- **EXERCISE MATERIAL**
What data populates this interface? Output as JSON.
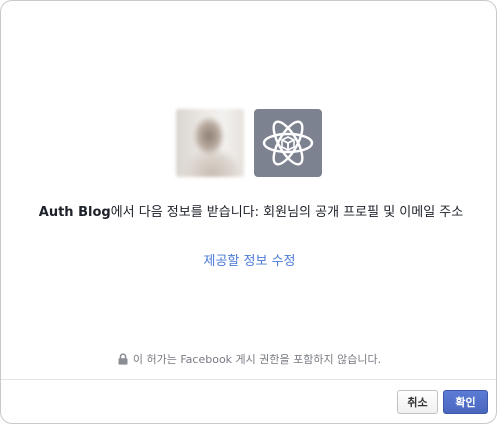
{
  "dialog": {
    "app_name": "Auth Blog",
    "message_rest": "에서 다음 정보를 받습니다: 회원님의 공개 프로필 및 이메일 주소",
    "edit_link": "제공할 정보 수정",
    "notice": "이 허가는 Facebook 게시 권한을 포함하지 않습니다.",
    "icons": {
      "user": "user-avatar-photo",
      "app": "atom-icon",
      "notice": "lock-icon"
    }
  },
  "buttons": {
    "cancel": "취소",
    "confirm": "확인"
  },
  "colors": {
    "link": "#4a7ad8",
    "primary_button": "#4a67be",
    "app_icon_bg": "#7d8290"
  }
}
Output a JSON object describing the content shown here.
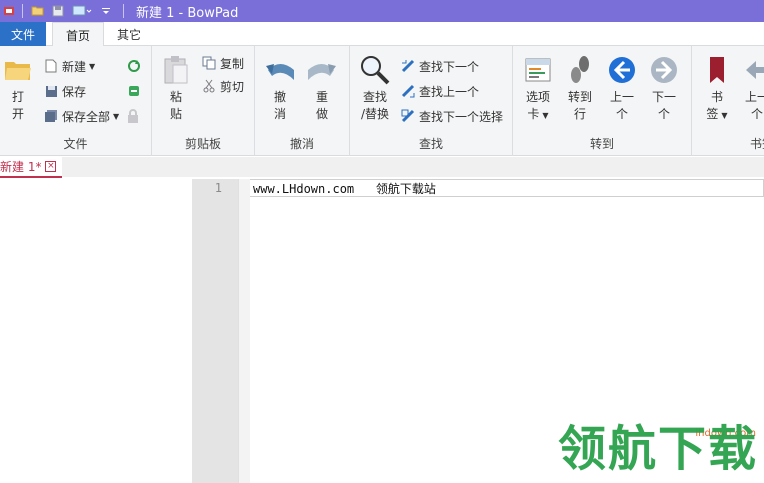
{
  "titlebar": {
    "title": "新建 1 - BowPad"
  },
  "tabs": {
    "file": "文件",
    "home": "首页",
    "other": "其它"
  },
  "ribbon": {
    "file_group": {
      "label": "文件",
      "open": [
        "打",
        "开"
      ],
      "new": "新建",
      "save": "保存",
      "save_all": "保存全部"
    },
    "clipboard_group": {
      "label": "剪贴板",
      "paste": [
        "粘",
        "贴"
      ],
      "copy": "复制",
      "cut": "剪切"
    },
    "undo_group": {
      "label": "撤消",
      "undo": [
        "撤",
        "消"
      ],
      "redo": [
        "重",
        "做"
      ]
    },
    "find_group": {
      "label": "查找",
      "find_replace": [
        "查找",
        "/替换"
      ],
      "find_next": "查找下一个",
      "find_prev": "查找上一个",
      "find_next_select": "查找下一个选择"
    },
    "goto_group": {
      "label": "转到",
      "tabs": [
        "选项",
        "卡"
      ],
      "goto_line": [
        "转到",
        "行"
      ],
      "prev": [
        "上一",
        "个"
      ],
      "next": [
        "下一",
        "个"
      ]
    },
    "bookmark_group": {
      "label": "书签",
      "bookmark": [
        "书",
        "签"
      ],
      "prev": [
        "上一",
        "个"
      ]
    }
  },
  "doc_tab": {
    "label": "新建 1*",
    "close": "×"
  },
  "editor": {
    "line_number": "1",
    "line_text": "www.LHdown.com   领航下载站"
  },
  "watermark": {
    "main": "领航下载",
    "url": "lhdown.com"
  },
  "colors": {
    "titlebar": "#7a6fd8",
    "file_tab": "#2b71c7",
    "doc_tab_accent": "#c0314f",
    "watermark": "#2aa14a"
  }
}
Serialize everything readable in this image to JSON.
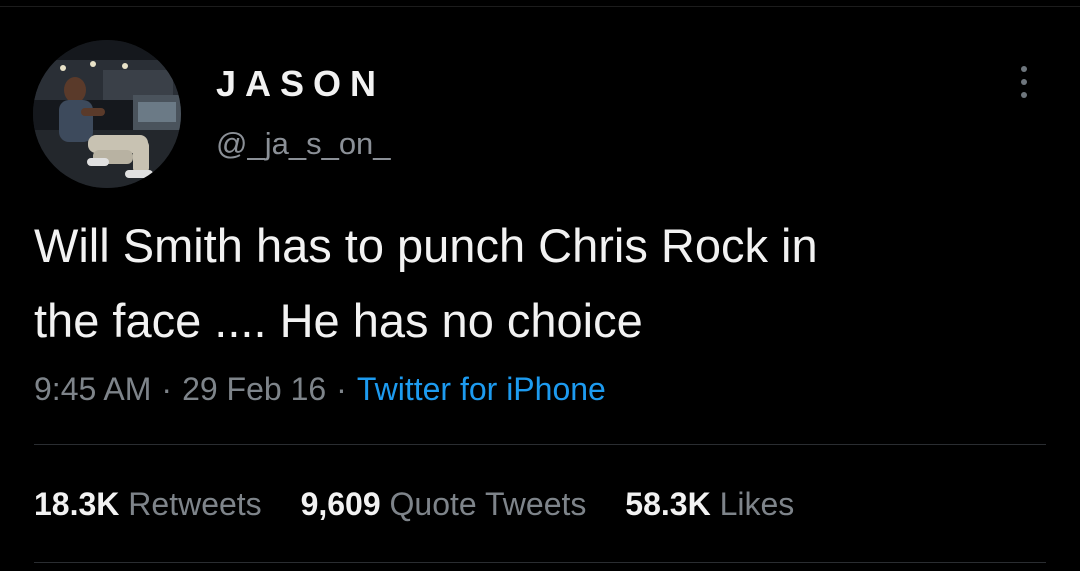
{
  "tweet": {
    "author": {
      "display_name": "JASON",
      "handle": "@_ja_s_on_"
    },
    "text_lines": [
      "Will Smith has to punch Chris Rock in",
      "the face .... He has no choice"
    ],
    "time": "9:45 AM",
    "date": "29 Feb 16",
    "separator": "·",
    "source": "Twitter for iPhone",
    "stats": {
      "retweets_count": "18.3K",
      "retweets_label": "Retweets",
      "quotes_count": "9,609",
      "quotes_label": "Quote Tweets",
      "likes_count": "58.3K",
      "likes_label": "Likes"
    }
  },
  "icons": {
    "more": "more-options-icon",
    "avatar": "profile-photo"
  },
  "colors": {
    "background": "#000000",
    "text": "#f2f2f2",
    "secondary_text": "#7e848a",
    "link": "#1d9bf0",
    "divider": "#2a2d31"
  }
}
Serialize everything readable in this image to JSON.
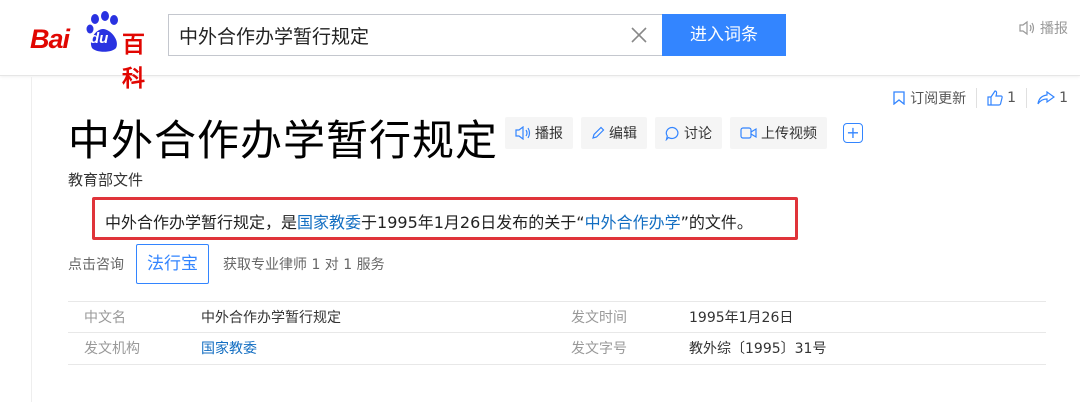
{
  "header": {
    "logo": {
      "bai": "Bai",
      "du": "du",
      "baike": "百科"
    },
    "search_value": "中外合作办学暂行规定",
    "enter_label": "进入词条",
    "report_label": "播报"
  },
  "actions": {
    "subscribe_label": "订阅更新",
    "like_count": "1",
    "share_count": "1"
  },
  "entry": {
    "title": "中外合作办学暂行规定",
    "tools": {
      "play": "播报",
      "edit": "编辑",
      "discuss": "讨论",
      "upload_video": "上传视频",
      "add": "+"
    },
    "subtitle": "教育部文件",
    "summary": {
      "part1": "中外合作办学暂行规定，是",
      "link1": "国家教委",
      "part2": "于1995年1月26日发布的关于“",
      "link2": "中外合作办学",
      "part3": "”的文件。"
    },
    "consult": {
      "prefix": "点击咨询",
      "badge": "法行宝",
      "suffix": "获取专业律师 1 对 1 服务"
    },
    "info": {
      "r1": {
        "k1": "中文名",
        "v1": "中外合作办学暂行规定",
        "k2": "发文时间",
        "v2": "1995年1月26日"
      },
      "r2": {
        "k1": "发文机构",
        "v1": "国家教委",
        "k2": "发文字号",
        "v2": "教外综〔1995〕31号"
      }
    }
  },
  "colors": {
    "brand_red": "#e10601",
    "brand_blue": "#3385ff",
    "link": "#136ec2",
    "highlight_border": "#e0343a"
  }
}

- **INSTRUCTIONS TO FOLLOW**
Output each line exactly; omit every picture.

- **THE COMPLETED TASK**
What data populates this interface? Output as JSON.
{
  "dialog": {
    "app_name": "Auth Blog",
    "message_rest": "에서 다음 정보를 받습니다: 회원님의 공개 프로필 및 이메일 주소",
    "edit_link": "제공할 정보 수정",
    "notice": "이 허가는 Facebook 게시 권한을 포함하지 않습니다.",
    "icons": {
      "user": "user-avatar-photo",
      "app": "atom-icon",
      "notice": "lock-icon"
    }
  },
  "buttons": {
    "cancel": "취소",
    "confirm": "확인"
  },
  "colors": {
    "link": "#4a7ad8",
    "primary_button": "#4a67be",
    "app_icon_bg": "#7d8290"
  }
}
Output a JSON object describing the content shown here.
{
  "titlebar": {
    "title": "新建 1 - BowPad"
  },
  "tabs": {
    "file": "文件",
    "home": "首页",
    "other": "其它"
  },
  "ribbon": {
    "file_group": {
      "label": "文件",
      "open": [
        "打",
        "开"
      ],
      "new": "新建",
      "save": "保存",
      "save_all": "保存全部"
    },
    "clipboard_group": {
      "label": "剪贴板",
      "paste": [
        "粘",
        "贴"
      ],
      "copy": "复制",
      "cut": "剪切"
    },
    "undo_group": {
      "label": "撤消",
      "undo": [
        "撤",
        "消"
      ],
      "redo": [
        "重",
        "做"
      ]
    },
    "find_group": {
      "label": "查找",
      "find_replace": [
        "查找",
        "/替换"
      ],
      "find_next": "查找下一个",
      "find_prev": "查找上一个",
      "find_next_select": "查找下一个选择"
    },
    "goto_group": {
      "label": "转到",
      "tabs": [
        "选项",
        "卡"
      ],
      "goto_line": [
        "转到",
        "行"
      ],
      "prev": [
        "上一",
        "个"
      ],
      "next": [
        "下一",
        "个"
      ]
    },
    "bookmark_group": {
      "label": "书签",
      "bookmark": [
        "书",
        "签"
      ],
      "prev": [
        "上一",
        "个"
      ]
    }
  },
  "doc_tab": {
    "label": "新建 1*",
    "close": "×"
  },
  "editor": {
    "line_number": "1",
    "line_text": "www.LHdown.com   领航下载站"
  },
  "watermark": {
    "main": "领航下载",
    "url": "lhdown.com"
  },
  "colors": {
    "titlebar": "#7a6fd8",
    "file_tab": "#2b71c7",
    "doc_tab_accent": "#c0314f",
    "watermark": "#2aa14a"
  }
}
Serialize everything readable in this image to JSON.
{
  "tweet": {
    "author": {
      "display_name": "JASON",
      "handle": "@_ja_s_on_"
    },
    "text_lines": [
      "Will Smith has to punch Chris Rock in",
      "the face .... He has no choice"
    ],
    "time": "9:45 AM",
    "date": "29 Feb 16",
    "separator": "·",
    "source": "Twitter for iPhone",
    "stats": {
      "retweets_count": "18.3K",
      "retweets_label": "Retweets",
      "quotes_count": "9,609",
      "quotes_label": "Quote Tweets",
      "likes_count": "58.3K",
      "likes_label": "Likes"
    }
  },
  "icons": {
    "more": "more-options-icon",
    "avatar": "profile-photo"
  },
  "colors": {
    "background": "#000000",
    "text": "#f2f2f2",
    "secondary_text": "#7e848a",
    "link": "#1d9bf0",
    "divider": "#2a2d31"
  }
}
Serialize everything readable in this image to JSON.
{
  "header": {
    "logo": {
      "bai": "Bai",
      "du": "du",
      "baike": "百科"
    },
    "search_value": "中外合作办学暂行规定",
    "enter_label": "进入词条",
    "report_label": "播报"
  },
  "actions": {
    "subscribe_label": "订阅更新",
    "like_count": "1",
    "share_count": "1"
  },
  "entry": {
    "title": "中外合作办学暂行规定",
    "tools": {
      "play": "播报",
      "edit": "编辑",
      "discuss": "讨论",
      "upload_video": "上传视频",
      "add": "+"
    },
    "subtitle": "教育部文件",
    "summary": {
      "part1": "中外合作办学暂行规定，是",
      "link1": "国家教委",
      "part2": "于1995年1月26日发布的关于“",
      "link2": "中外合作办学",
      "part3": "”的文件。"
    },
    "consult": {
      "prefix": "点击咨询",
      "badge": "法行宝",
      "suffix": "获取专业律师 1 对 1 服务"
    },
    "info": {
      "r1": {
        "k1": "中文名",
        "v1": "中外合作办学暂行规定",
        "k2": "发文时间",
        "v2": "1995年1月26日"
      },
      "r2": {
        "k1": "发文机构",
        "v1": "国家教委",
        "k2": "发文字号",
        "v2": "教外综〔1995〕31号"
      }
    }
  },
  "colors": {
    "brand_red": "#e10601",
    "brand_blue": "#3385ff",
    "link": "#136ec2",
    "highlight_border": "#e0343a"
  }
}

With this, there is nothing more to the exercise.